___ Entries supplied ___

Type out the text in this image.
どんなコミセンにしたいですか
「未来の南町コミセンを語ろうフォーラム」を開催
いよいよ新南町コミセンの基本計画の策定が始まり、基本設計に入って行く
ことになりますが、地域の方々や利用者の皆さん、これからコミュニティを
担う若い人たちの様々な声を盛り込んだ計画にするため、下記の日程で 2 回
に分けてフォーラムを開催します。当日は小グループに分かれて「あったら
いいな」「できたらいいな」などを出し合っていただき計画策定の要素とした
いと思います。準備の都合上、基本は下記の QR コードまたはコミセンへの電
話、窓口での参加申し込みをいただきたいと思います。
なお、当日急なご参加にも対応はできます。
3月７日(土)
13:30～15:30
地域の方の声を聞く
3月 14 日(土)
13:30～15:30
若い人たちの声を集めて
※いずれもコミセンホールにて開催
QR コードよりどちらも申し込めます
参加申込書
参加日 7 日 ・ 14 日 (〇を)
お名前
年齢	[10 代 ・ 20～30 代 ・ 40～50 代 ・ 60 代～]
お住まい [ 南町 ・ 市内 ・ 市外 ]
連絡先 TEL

___

> _Exercise aim_
Extract the full listing and reproduce each line exactly.

> _Task answer_
Type out the text in this image.
どんなコミセンにしたいですか
「未来の南町コミセンを語ろうフォーラム」を開催
いよいよ新南町コミセンの基本計画の策定が始まり、基本設計に入って行く
ことになりますが、地域の方々や利用者の皆さん、これからコミュニティを
担う若い人たちの様々な声を盛り込んだ計画にするため、下記の日程で 2 回
に分けてフォーラムを開催します。当日は小グループに分かれて「あったら
いいな」「できたらいいな」などを出し合っていただき計画策定の要素とした
いと思います。準備の都合上、基本は下記の QR コードまたはコミセンへの電
話、窓口での参加申し込みをいただきたいと思います。
なお、当日急なご参加にも対応はできます。
3月７日(土)
13:30～15:30
地域の方の声を聞く
3月 14 日(土)
13:30～15:30
若い人たちの声を集めて
※いずれもコミセンホールにて開催
QR コードよりどちらも申し込めます
参加申込書
参加日 7 日 ・ 14 日 (〇を)
お名前
年齢	[10 代 ・ 20～30 代 ・ 40～50 代 ・ 60 代～]
お住まい [ 南町 ・ 市内 ・ 市外 ]
連絡先 TEL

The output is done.